Schreibe aus dem Forumsauszug über Kopfhörer unten die Stelle von „Kommt aber scheinbar“ bis einschließlich „xNoVoLiNE (22. Juli 2014)“ wortgetreu ab.

Textauszug -
—————

Die Klangverbieger kannst Du bei Musik in den Playern einstellen, und in Games direkt in der Soundsoftware. 

Dann wirst Du erkennen, zu was der DT 990 Pro wirklich in der Lage ist 

Greetz Erok


----------



## Thallassa (22. Juli 2014)

Der Equalizer lässt mich nur erahnen, was da für eine Vergewaltigung vor sich geht. Ich möchte mal behaupten, dass du eher den Klang des alten Headsets suchst, allein die 500Hz-Frequenz so anzuheben, das klingt doch nur blechern 

Ansonsten:


Zappaesk schrieb:


> Das ist genau das was passiert wenn man einen  Hörer kauft weil der einem von den Reviews, Optik und was weiß ich her  am Besten gefällt.
> Dazu kommt, dass du offenbar meinst eine Badewanne haben zu wollen, dann  aber genau die weg regeln willst... D.h. du weißt offenbar gar net was  du wirklich willst!
> 
> Vlt. solltest du eben doch mal verschiedene Hörer und Hörerbauarten  anhören, damit du dann einen kaufst der dir akustisch am Besten gefällt -  unabhängig von irgendwelchen Reviews (denen man ohnehin net trauen  kann) oder Image.


 
Kommt aber scheinbar auch fast nur bei Beyer vor. Hab ich noch nie erlebt, dass jemand gesagt hat "Hab mir mal einen nen Focal Spirit One gekauft" oder sowas.

Auf zum Probehören min Jung, und das bitte ohne grauenvoll eingestellte, brutal verfälschende Equalizer.
Wenn "klarer" Klang stechende Höhen bedeutet, kann ich Grado empfehlen


----------



## xNoVoLiNE (22. Juli 2014)

Die müssen sich ja auch erstmal einspielen ...


----------



## Climuff (22. Juli 2014)

Erstmal danke für die vielen Antworten 



Robonator schrieb:


> Wenn ich den EQ bei mir so einstelle wie bei dir, dann klingt der für mich erst recht total blechern und lasch.



Es klingt mit Equalizer ein wenig mehr blechern, ja. Aber das ist nichts im Vergleich zu meinem alten Headset 
Das Problem ist einfach, ohne Equalizer werden die Mitten komplett von den Tiefen übertönt... Ich mag ja wie gesagt viel Bass, aber der soll "neben" den Mitten sein, nicht über den Mitten sodass man die nicht mehr hört...

—————

[Einträge zu Begrenzungsrahmen]
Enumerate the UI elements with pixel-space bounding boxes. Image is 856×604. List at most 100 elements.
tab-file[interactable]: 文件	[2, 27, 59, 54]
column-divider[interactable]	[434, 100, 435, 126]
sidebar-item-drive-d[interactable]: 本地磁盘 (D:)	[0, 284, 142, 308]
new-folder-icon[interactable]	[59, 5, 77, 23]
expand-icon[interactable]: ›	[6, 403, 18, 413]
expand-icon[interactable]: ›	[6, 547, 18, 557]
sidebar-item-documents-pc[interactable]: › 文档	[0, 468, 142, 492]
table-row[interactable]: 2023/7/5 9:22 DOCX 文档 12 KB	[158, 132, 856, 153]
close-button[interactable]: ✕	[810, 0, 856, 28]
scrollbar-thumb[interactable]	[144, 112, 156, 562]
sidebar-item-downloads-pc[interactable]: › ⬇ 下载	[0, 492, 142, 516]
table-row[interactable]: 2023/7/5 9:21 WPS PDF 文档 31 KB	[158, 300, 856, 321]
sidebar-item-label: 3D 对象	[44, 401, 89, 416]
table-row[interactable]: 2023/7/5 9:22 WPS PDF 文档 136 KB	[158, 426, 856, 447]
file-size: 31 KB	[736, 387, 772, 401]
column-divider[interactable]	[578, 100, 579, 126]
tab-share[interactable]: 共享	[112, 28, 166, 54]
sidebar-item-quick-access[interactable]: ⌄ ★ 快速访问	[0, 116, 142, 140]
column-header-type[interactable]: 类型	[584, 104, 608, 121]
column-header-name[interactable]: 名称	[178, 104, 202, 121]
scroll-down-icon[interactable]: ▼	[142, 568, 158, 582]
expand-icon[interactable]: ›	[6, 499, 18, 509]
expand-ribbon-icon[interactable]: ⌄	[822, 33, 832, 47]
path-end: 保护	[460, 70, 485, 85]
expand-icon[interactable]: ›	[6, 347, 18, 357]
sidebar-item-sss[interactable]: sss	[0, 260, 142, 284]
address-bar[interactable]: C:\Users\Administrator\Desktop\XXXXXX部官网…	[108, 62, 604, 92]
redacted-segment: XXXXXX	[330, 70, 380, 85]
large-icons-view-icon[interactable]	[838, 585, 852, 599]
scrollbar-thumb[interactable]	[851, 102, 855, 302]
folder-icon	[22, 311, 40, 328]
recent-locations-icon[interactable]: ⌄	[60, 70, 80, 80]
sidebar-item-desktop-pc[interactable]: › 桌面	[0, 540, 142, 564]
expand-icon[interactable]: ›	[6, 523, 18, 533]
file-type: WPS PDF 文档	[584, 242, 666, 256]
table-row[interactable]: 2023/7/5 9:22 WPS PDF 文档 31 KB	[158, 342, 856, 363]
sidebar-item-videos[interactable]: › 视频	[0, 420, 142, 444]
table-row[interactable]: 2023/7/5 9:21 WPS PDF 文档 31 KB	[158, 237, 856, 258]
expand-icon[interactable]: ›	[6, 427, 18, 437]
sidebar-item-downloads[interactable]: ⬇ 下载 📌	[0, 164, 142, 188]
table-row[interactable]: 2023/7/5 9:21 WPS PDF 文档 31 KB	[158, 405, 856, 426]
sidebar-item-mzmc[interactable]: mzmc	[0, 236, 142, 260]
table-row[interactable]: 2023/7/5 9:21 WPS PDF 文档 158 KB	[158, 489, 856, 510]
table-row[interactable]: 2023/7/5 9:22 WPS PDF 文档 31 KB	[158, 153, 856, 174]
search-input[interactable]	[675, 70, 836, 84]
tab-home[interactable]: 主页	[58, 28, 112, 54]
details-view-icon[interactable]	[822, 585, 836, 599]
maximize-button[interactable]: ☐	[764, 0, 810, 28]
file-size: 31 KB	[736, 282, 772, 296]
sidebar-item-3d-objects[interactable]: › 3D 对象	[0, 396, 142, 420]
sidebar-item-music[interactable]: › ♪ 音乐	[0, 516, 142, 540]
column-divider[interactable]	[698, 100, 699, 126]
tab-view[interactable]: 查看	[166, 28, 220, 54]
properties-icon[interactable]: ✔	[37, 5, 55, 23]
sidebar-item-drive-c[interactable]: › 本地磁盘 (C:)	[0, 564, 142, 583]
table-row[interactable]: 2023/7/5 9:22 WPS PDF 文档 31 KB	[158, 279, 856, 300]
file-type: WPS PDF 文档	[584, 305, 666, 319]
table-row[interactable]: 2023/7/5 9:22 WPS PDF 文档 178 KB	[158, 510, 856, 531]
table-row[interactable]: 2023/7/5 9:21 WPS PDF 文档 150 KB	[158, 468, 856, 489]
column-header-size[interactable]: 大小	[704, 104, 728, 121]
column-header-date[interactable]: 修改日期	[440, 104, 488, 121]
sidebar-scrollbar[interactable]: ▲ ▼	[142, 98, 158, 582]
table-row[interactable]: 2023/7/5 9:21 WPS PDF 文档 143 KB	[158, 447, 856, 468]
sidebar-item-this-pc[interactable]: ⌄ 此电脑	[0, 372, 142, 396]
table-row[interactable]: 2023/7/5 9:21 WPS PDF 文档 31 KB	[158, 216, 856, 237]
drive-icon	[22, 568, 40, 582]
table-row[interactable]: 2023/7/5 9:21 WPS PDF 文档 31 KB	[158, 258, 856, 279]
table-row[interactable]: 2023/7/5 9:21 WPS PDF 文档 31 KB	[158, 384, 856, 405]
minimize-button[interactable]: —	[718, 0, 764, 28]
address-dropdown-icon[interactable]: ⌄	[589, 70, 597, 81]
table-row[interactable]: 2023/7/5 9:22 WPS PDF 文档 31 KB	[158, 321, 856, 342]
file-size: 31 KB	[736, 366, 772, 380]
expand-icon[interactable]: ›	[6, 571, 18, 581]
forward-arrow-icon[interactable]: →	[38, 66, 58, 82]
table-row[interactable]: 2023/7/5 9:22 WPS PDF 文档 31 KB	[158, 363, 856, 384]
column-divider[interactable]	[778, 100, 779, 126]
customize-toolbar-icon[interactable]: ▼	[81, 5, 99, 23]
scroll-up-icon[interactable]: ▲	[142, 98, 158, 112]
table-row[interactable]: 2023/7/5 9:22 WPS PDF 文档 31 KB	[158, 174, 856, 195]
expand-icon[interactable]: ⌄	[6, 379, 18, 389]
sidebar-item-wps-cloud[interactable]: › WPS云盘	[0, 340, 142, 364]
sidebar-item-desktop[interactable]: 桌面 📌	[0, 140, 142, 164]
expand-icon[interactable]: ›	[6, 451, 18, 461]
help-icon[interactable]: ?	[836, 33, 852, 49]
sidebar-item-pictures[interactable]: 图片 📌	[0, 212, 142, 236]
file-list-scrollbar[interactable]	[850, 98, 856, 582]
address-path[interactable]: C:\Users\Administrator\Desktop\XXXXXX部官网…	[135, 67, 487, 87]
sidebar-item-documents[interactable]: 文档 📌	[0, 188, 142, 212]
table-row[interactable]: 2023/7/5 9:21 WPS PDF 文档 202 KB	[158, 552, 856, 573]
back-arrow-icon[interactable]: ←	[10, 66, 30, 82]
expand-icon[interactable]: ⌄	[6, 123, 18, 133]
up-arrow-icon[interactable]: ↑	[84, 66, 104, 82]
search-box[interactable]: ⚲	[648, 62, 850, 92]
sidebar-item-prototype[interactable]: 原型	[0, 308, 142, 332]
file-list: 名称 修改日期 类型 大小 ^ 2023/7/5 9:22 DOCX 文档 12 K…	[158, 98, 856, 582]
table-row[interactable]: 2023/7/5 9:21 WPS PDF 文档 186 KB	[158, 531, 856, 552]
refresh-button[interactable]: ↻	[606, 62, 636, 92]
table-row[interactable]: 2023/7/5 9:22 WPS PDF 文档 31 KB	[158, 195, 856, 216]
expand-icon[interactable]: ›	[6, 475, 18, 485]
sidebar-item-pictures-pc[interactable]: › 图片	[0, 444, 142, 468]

—————

Antwort -
Kommt aber scheinbar auch fast nur bei Beyer vor. Hab ich noch nie erlebt, dass jemand gesagt hat "Hab mir mal einen nen Focal Spirit One gekauft" oder sowas.

Auf zum Probehören min Jung, und das bitte ohne grauenvoll eingestellte, brutal verfälschende Equalizer.
Wenn "klarer" Klang stechende Höhen bedeutet, kann ich Grado empfehlen


----------



## xNoVoLiNE (22. Juli 2014)